>> Start Listing
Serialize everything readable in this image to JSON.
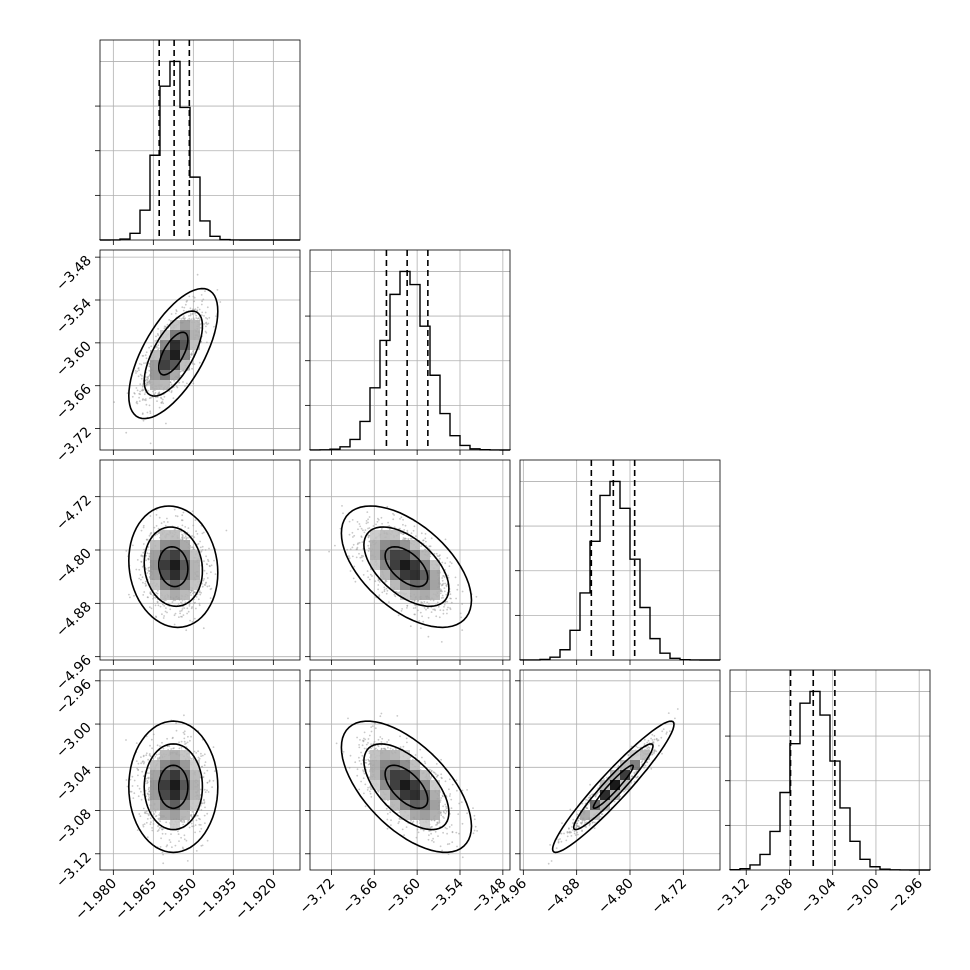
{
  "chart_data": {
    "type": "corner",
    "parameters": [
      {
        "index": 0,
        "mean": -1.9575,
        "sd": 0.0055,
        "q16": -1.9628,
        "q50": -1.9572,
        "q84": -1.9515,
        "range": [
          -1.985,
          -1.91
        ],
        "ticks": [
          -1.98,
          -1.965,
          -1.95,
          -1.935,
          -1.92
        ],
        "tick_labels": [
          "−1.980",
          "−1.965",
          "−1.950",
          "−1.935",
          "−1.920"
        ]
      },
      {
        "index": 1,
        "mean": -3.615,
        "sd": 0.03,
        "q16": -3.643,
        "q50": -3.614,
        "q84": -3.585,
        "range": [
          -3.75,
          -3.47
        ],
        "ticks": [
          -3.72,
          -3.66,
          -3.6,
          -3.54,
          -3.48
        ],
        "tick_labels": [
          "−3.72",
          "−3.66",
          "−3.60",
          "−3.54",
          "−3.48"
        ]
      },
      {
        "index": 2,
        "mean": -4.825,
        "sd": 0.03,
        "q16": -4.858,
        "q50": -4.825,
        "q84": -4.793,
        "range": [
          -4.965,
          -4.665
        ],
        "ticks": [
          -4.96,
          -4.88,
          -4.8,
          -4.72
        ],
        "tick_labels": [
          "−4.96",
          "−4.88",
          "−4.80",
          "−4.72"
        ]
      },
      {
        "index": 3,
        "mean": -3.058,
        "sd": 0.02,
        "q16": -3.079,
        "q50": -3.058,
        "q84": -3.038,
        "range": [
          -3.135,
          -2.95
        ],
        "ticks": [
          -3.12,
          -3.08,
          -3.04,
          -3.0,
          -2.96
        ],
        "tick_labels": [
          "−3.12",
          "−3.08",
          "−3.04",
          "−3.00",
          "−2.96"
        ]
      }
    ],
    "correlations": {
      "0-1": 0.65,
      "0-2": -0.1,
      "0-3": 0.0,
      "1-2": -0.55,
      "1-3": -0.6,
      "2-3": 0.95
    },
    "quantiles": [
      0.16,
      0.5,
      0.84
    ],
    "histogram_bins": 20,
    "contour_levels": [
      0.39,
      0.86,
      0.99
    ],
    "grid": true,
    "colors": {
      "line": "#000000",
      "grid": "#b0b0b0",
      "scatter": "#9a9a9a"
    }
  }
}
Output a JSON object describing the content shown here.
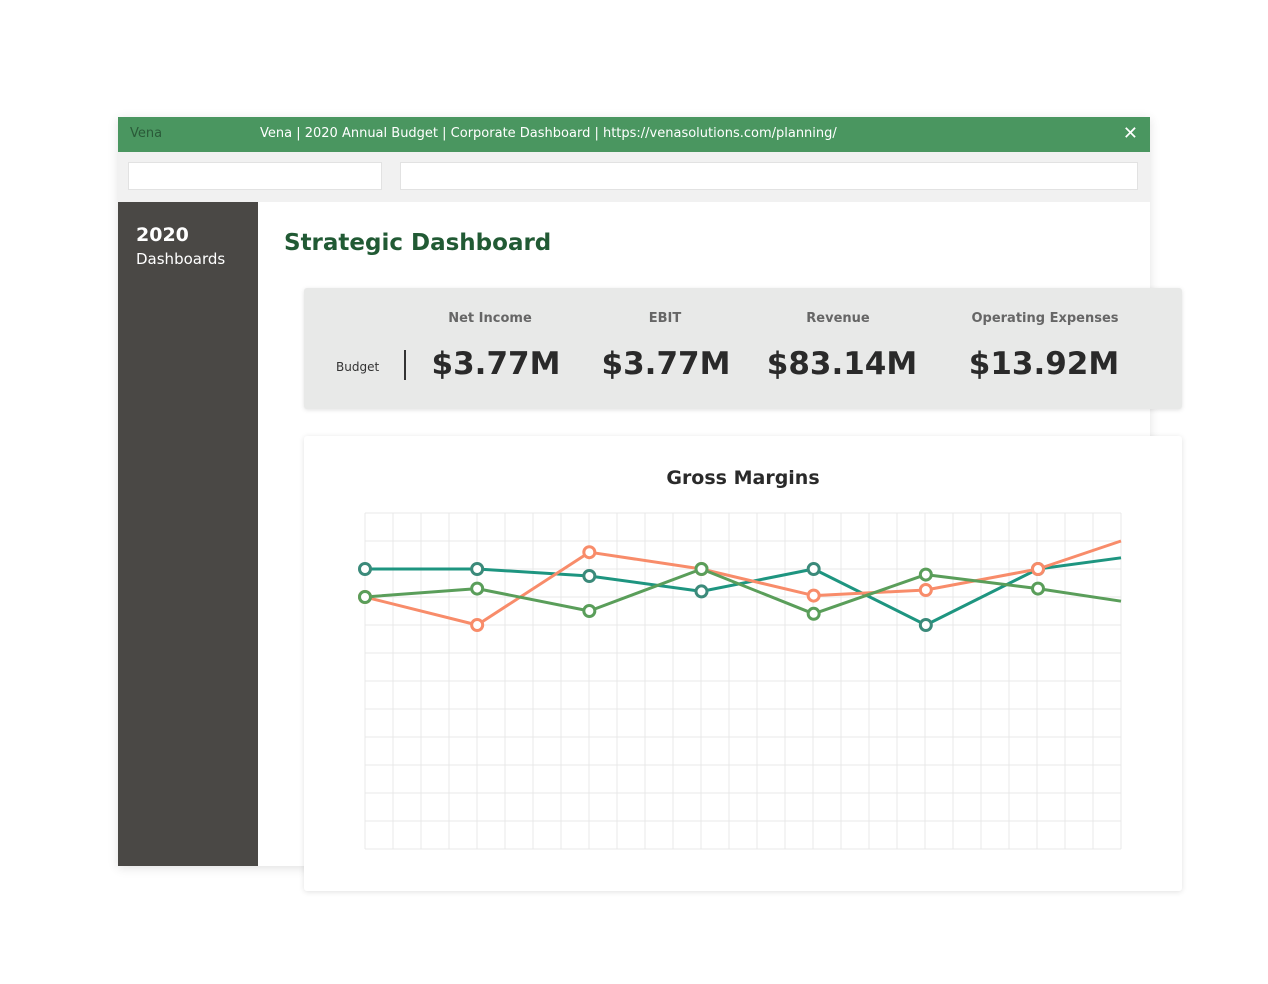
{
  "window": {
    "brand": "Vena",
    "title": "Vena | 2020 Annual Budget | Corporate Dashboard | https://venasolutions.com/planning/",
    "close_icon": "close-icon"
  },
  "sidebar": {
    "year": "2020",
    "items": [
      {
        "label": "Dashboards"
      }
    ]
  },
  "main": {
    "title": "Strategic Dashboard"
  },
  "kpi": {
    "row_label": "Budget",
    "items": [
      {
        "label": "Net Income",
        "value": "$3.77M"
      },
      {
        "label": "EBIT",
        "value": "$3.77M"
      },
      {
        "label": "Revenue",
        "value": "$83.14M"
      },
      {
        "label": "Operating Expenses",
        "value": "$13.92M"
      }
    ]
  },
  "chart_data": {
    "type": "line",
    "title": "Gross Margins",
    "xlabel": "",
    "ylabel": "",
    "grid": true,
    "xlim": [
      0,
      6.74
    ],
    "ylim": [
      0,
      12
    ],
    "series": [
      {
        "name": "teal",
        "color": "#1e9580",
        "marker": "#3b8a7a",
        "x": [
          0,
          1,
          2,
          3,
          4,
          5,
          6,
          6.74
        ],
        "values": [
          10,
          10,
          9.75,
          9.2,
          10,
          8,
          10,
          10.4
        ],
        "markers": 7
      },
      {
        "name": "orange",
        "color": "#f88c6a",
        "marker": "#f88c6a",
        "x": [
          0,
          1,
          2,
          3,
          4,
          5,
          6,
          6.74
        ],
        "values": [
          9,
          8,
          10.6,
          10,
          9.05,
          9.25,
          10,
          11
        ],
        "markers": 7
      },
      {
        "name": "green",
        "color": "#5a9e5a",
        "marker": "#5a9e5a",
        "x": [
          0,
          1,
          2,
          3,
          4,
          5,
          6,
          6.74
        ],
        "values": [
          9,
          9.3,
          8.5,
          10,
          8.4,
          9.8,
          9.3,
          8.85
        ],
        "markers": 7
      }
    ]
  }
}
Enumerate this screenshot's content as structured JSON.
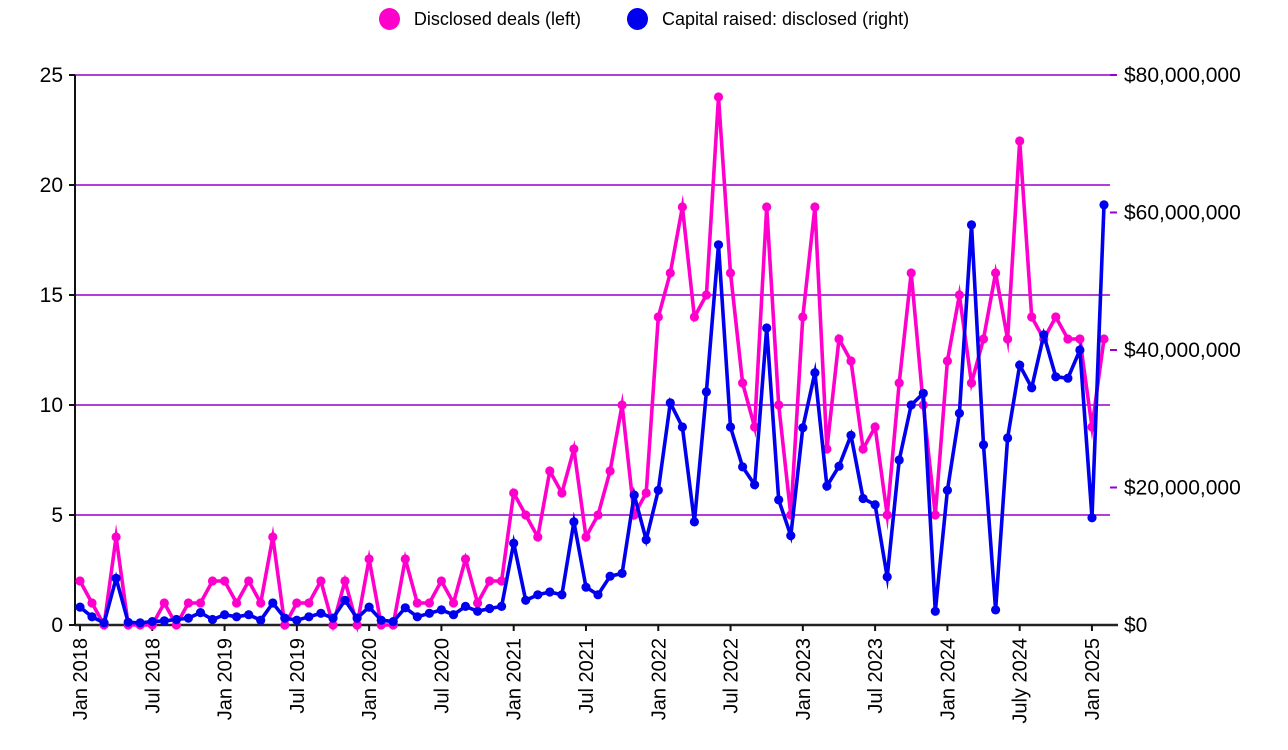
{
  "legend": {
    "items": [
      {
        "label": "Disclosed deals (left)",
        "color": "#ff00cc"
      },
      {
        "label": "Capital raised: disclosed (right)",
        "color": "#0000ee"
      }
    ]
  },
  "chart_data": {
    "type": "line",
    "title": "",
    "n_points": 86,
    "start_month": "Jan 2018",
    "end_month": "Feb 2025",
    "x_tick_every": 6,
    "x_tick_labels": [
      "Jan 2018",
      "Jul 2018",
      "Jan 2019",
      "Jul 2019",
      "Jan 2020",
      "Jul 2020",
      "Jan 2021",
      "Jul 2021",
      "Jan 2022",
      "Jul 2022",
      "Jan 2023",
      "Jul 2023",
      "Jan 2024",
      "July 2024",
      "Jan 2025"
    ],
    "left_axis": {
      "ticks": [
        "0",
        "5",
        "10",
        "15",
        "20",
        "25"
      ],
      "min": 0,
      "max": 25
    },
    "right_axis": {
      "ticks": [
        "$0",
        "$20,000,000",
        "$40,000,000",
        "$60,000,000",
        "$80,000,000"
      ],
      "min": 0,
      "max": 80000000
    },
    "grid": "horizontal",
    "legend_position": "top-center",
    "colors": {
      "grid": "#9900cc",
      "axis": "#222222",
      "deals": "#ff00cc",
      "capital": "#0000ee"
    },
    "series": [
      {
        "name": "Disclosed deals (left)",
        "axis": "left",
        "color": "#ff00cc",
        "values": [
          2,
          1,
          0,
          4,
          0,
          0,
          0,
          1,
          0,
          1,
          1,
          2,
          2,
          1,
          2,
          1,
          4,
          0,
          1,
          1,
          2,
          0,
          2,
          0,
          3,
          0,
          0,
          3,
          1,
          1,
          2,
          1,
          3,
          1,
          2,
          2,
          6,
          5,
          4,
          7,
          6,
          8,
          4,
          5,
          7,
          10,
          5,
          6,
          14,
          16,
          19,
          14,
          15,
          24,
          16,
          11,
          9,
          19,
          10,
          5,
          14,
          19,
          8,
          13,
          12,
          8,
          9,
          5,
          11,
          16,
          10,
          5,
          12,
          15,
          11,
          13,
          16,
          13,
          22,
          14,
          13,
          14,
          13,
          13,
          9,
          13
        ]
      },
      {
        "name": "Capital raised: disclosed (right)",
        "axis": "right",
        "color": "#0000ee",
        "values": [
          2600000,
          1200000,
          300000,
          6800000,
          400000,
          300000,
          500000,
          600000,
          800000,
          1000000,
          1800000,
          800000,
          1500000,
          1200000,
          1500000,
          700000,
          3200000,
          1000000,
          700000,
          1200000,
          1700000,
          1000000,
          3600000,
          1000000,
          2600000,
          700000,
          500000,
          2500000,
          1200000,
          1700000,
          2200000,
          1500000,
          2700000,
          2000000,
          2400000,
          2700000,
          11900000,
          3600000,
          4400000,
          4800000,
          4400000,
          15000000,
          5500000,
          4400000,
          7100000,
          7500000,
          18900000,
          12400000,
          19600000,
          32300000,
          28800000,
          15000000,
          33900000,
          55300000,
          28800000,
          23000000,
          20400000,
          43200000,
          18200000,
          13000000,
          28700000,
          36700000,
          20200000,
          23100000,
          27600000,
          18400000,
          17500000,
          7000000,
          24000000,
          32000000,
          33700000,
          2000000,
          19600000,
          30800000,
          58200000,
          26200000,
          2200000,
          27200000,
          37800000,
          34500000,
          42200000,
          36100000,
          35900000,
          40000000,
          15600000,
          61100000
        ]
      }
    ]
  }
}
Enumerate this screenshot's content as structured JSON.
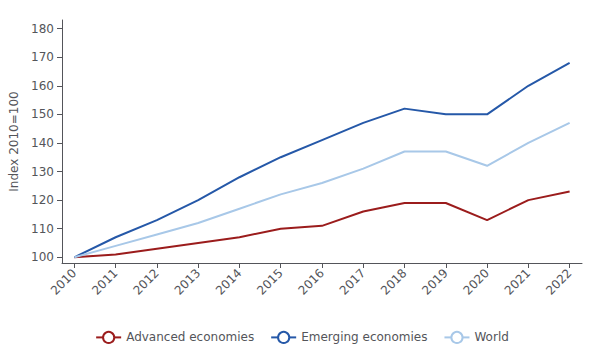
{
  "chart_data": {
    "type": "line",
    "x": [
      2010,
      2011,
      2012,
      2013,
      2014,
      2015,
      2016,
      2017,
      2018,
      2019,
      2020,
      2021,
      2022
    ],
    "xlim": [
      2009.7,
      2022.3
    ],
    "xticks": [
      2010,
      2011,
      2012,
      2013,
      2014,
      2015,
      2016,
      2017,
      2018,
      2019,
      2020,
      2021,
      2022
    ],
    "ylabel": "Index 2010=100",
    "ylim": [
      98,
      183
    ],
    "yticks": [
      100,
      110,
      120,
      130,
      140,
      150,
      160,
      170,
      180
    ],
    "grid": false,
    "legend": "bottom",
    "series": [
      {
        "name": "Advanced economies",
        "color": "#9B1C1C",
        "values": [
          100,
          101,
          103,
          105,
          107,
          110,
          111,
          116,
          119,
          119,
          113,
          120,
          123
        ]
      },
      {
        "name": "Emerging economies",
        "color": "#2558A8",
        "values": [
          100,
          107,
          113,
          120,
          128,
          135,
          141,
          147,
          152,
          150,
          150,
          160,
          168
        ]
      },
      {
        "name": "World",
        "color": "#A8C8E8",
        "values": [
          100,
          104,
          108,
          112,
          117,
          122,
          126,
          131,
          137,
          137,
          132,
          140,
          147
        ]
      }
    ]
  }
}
>> End Listing
Direction:
List all lines in the material containing the string "grid".

Solved problem:
    "grid": true,
      "grid": "#b0b0b0",
    "grid": true,
    "grid": "horizontal",
      "grid": "#9900cc",
    "grid": false,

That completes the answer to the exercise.